To do:
According to the description of the Horizon Series, how many photographs make up the series, and what size are they?

Excerpt to read:
Horizon Series, 2002

This series presents forty colour photographs in panoramic format -22.5 x 104.5 cm.- which address one of the reoccurring elements of our lives and in the history of art: the line of the horizon. The images unfold mounted alongside one another, giving rise to a sort of photographic panoptic about the geomorphology of the Nordic territory. Eliasson detains the wild beauty of the places portrayed by way of the photographic gesture, the compositions are not meant to embody expressive efforts, but merely to capture nature just as its is, in continual evolution.
The artist, as Caspar David Friedrich did before him, during the age of Romanticism, sets his eyes on nature, but he does not show it as a monumental environment that is terrifying to man, but instead simply tries to offer a natural and, to a certain extent, subjective portrait of the Nordic landscape. His compositions are the result of a simple dialectic between the artist, the technology of the photographic camera and the environment around him, the landscape. Consequently, through his lens, we can observe a certain melancholic view regarding the elements represented.

Data segment:
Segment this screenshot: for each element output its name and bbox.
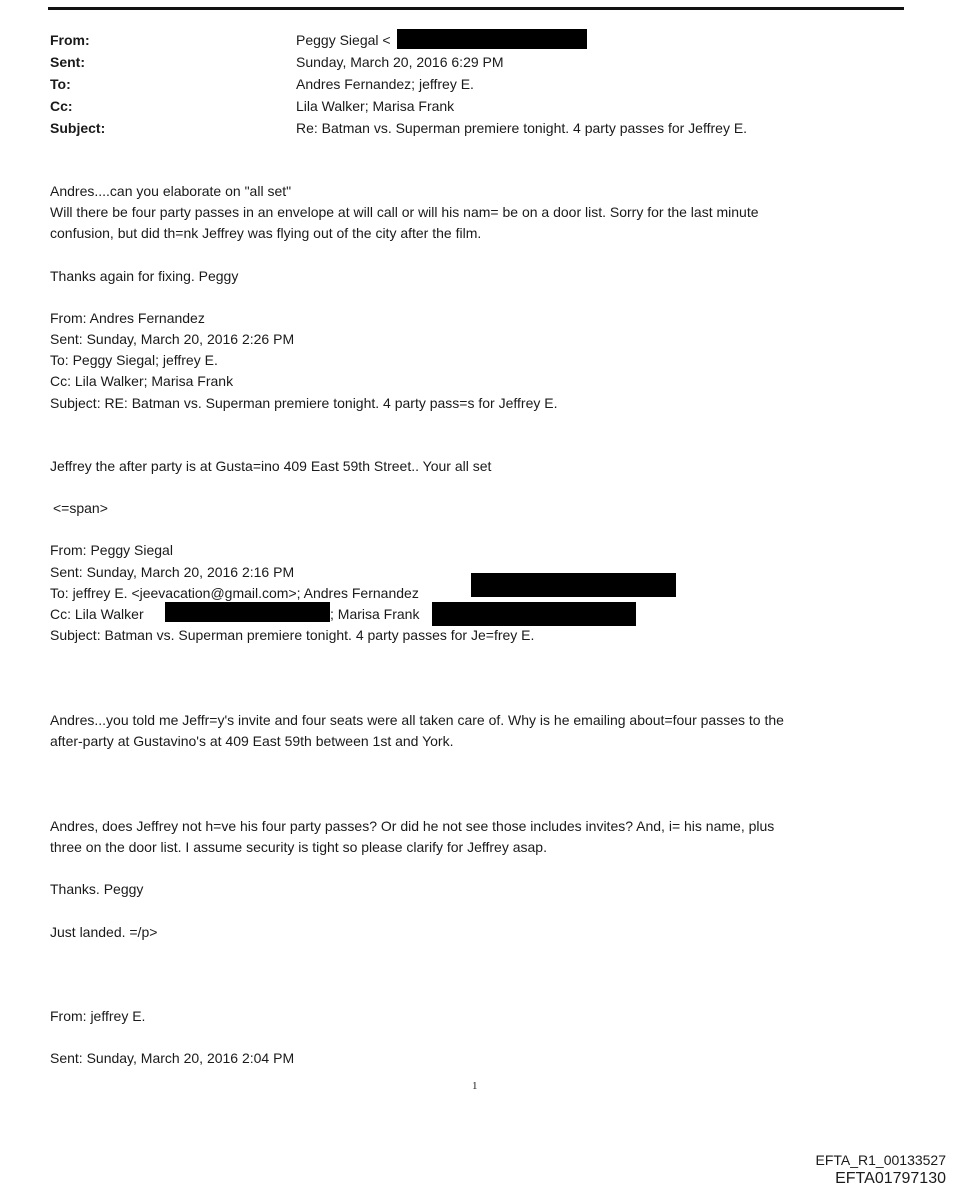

Complete response:
Forty photographs, each in panoramic format measuring 22.5 x 104.5 cm.